_What needs to be done_
Filter the data for lines with the word "label", then copy every line so identified.
************
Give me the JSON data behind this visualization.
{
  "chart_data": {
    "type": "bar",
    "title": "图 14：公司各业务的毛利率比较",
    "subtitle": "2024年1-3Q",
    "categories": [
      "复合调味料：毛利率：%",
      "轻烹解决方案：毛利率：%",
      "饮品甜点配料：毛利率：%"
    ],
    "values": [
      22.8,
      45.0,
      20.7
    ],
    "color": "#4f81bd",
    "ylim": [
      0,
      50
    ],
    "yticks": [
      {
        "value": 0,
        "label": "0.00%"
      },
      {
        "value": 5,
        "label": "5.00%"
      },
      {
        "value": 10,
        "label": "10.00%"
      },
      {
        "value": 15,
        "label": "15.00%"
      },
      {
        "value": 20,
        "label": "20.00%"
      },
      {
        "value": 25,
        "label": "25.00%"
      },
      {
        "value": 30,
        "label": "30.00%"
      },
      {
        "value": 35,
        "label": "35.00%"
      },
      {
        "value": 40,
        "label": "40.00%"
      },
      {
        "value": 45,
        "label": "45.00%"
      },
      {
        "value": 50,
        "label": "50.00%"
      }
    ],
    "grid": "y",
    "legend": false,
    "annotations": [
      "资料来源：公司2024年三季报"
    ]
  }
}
************
_Correct answer_
        "label": "0.00%"
        "label": "5.00%"
        "label": "10.00%"
        "label": "15.00%"
        "label": "20.00%"
        "label": "25.00%"
        "label": "30.00%"
        "label": "35.00%"
        "label": "40.00%"
        "label": "45.00%"
        "label": "50.00%"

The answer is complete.